L’Allemagne relance le débat sur la fin des moteurs thermiques en 2035. En pleine crise industrielle, Berlin réclame des assouplissements pour préserver son industrie automobile face à la concurrence chinoise et au ralentissement de la demande.
Berlin en ordre de bataille contre la fin du thermique
Friedrich Merz a convoqué en urgence un sommet automobile à Berlin. Objectif : obtenir un soutien politique contre l’interdiction de vente de voitures thermiques neuves en 2035, prévue par l’Union européenne. Autour de la table, constructeurs allemands, syndicats, fournisseurs et lobbyistes, tous frappés par une crise profonde. Le chancelier allemand veut désormais tout faire pour faire sauter ce calendrier jugé irréaliste, au nom de la survie industrielle du pays.
Une industrie allemande sous perfusion
Entre restructurations, plans sociaux et effondrement des bénéfices, l’automobile allemande ne tient plus que par des rustines. En un an, plus de 50 000 emplois ont disparu dans le secteur. Bosch prévoit encore 13 000 suppressions d’ici 2030. Porsche relance en catastrophe ses moteurs thermiques après l’échec commercial de la Taycan. Les ventes s’effondrent, la production nationale retombe au niveau de 2005. En ligne de mire : des coûts énergétiques en hausse, une demande mondiale en berne, des droits de douane américains et surtout, une concurrence chinoise plus agile et moins chère sur le segment électrique.

> LIGNES DE DONNÉES
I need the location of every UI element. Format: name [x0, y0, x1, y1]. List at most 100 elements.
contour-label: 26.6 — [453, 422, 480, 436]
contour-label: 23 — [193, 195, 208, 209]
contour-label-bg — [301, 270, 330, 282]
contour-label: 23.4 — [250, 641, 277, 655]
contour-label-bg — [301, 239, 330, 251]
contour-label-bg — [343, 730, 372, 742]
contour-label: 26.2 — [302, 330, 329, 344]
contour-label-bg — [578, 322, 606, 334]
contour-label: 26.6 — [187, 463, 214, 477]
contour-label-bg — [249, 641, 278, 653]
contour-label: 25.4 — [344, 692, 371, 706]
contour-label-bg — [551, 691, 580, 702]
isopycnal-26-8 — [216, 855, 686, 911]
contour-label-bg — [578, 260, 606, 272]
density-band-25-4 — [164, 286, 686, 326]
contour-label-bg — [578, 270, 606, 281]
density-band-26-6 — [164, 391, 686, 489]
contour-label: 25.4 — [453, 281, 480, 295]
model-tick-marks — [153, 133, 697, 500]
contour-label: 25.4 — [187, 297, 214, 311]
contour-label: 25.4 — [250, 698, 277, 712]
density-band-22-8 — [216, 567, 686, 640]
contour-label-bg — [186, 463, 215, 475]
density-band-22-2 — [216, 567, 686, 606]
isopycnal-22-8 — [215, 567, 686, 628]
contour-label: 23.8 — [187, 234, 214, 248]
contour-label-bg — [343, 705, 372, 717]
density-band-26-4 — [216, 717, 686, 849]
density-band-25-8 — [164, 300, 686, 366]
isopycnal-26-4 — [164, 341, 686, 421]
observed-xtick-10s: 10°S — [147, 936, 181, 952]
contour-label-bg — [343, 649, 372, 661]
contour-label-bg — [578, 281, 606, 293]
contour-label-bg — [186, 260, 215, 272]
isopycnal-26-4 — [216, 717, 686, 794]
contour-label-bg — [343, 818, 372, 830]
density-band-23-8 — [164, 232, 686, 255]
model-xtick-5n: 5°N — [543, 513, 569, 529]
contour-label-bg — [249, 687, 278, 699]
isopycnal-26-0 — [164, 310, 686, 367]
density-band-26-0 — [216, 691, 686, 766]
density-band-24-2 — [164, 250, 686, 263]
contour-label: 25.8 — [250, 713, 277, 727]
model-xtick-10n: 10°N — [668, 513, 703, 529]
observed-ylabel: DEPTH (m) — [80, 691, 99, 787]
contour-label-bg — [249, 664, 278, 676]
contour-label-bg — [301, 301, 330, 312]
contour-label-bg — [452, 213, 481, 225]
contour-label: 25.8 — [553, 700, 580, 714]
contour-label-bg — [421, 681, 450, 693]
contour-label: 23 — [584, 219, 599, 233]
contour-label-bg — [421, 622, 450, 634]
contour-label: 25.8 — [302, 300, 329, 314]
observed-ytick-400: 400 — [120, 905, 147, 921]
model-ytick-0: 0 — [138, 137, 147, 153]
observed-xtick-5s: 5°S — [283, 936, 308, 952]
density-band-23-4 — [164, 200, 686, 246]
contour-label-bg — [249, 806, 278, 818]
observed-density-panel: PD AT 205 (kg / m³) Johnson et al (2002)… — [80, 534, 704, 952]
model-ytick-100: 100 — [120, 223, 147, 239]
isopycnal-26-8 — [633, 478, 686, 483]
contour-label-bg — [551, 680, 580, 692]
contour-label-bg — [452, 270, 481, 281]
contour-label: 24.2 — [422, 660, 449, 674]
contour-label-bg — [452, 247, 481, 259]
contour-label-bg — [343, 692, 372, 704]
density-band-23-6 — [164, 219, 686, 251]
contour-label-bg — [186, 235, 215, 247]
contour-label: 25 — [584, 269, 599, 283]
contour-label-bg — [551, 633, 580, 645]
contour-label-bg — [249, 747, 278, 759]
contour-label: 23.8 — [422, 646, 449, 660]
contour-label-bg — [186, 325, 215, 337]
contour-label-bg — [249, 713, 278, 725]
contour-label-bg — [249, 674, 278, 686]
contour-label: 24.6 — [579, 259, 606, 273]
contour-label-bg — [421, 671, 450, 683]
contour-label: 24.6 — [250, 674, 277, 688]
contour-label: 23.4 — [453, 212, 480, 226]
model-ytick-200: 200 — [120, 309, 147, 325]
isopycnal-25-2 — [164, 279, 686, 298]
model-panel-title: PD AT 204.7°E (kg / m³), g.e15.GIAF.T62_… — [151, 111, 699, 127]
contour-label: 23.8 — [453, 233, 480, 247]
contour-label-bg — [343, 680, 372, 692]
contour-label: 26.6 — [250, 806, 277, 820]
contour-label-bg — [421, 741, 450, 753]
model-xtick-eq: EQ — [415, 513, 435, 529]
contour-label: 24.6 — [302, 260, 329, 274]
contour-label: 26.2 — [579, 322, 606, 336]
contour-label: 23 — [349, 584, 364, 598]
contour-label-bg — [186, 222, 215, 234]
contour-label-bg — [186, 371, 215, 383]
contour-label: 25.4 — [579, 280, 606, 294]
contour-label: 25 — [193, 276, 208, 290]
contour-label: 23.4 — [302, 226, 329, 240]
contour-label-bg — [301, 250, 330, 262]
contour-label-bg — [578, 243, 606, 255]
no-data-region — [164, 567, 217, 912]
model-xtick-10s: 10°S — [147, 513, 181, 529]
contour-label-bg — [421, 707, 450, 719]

> OBJECTIF ÉNONCÉ A
Selon le texte sur la fin des moteurs thermiques, combien d'emplois ont disparu en un an dans le secteur automobile allemand ?
> OBJECTIF ÉNONCÉ B
Reproduisez fidèlement le passage du texte sur la fin des moteurs thermiques situé entre « Berlin en ordre » et « industrielle du pays. », ces deux bornes comprises.
> OBJECTIF ÉNONCÉ C
Rédigez la suite du texte sur la fin des moteurs thermiques en reprenant immédiatement après sa dernière phrase.

> RÉSULTAT DE L'EXERCICE A
Plus de 50 000 emplois ont disparu en un an.

> RÉSULTAT DE L'EXERCICE B
Berlin en ordre de bataille contre la fin du thermique
Friedrich Merz a convoqué en urgence un sommet automobile à Berlin. Objectif : obtenir un soutien politique contre l’interdiction de vente de voitures thermiques neuves en 2035, prévue par l’Union européenne. Autour de la table, constructeurs allemands, syndicats, fournisseurs et lobbyistes, tous frappés par une crise profonde. Le chancelier allemand veut désormais tout faire pour faire sauter ce calendrier jugé irréaliste, au nom de la survie industrielle du pays.

> RÉSULTAT DE L'EXERCICE C
Bruxelles sommé de revoir sa copie
En coulisses, Berlin pousse pour une réforme du texte européen de 2023, qui impose la neutralité carbone aux véhicules neufs à partir de 2035. L’idée n’est plus de revenir en arrière, mais d’introduire des flexibilités : prolongateurs d’autonomie, hybrides rechargeables, carburants de synthèse… autant de technologies que l’exécutif allemand veut voir prolongées au-delà de l’échéance. Une position qui divise la coalition au pouvoir, en particulier avec les sociaux-démocrates, traditionnellement plus favorables à l’électrique pur.
Bruxelles temporise
La Commission européenne, déjà sous pression, pourrait céder partiellement. Des assouplissements sont sur la table : délais supplémentaires pour les hybrides, soutien aux flottes d’entreprise électriques, prise en compte de carburants alternatifs… Ursula von der Leyen tente de maintenir la date de 2035, mais l’hostilité croissante de plusieurs capitales européennes, combinée à la poussée des partis conservateurs, complique la donne. Le Conseil européen du 23 octobre pourrait être décisif.
Le retour en force des EREV
L’un des arguments phares de Berlin concerne les EREV (véhicules électriques à prolongateur d’autonomie). Ces modèles, équipés d’un petit moteur thermique pour recharger la batterie, seraient selon Merz une alternative pragmatique. Mais les ONG environnementales tempèrent : un EREV consomme autant qu’un SUV thermique quand la batterie est vide. Promouvoir cette technologie reviendrait à créer une nouvelle dépendance industrielle.
Le lobbying s’intensifie à Bruxelles
L’ACEA, principal lobby automobile européen, multiplie les pressions sur Bruxelles. Elle milite pour que les biocarburants et carburants de synthèse soient pris en compte dans les objectifs 2035, réduisant de fait la part obligatoire de véhicules 100 % électriques. Selon « Transport & Environment », une organisation non gouvernementale européenne basée à Bruxelles, si toutes les propositions de l’ACEA étaient appliquées, cela diviserait par deux les volumes d’électriques vendus à l’horizon fixé. Le lobby table sur un compromis qui préserverait les marges sans renverser la table.
On en dit quoi ?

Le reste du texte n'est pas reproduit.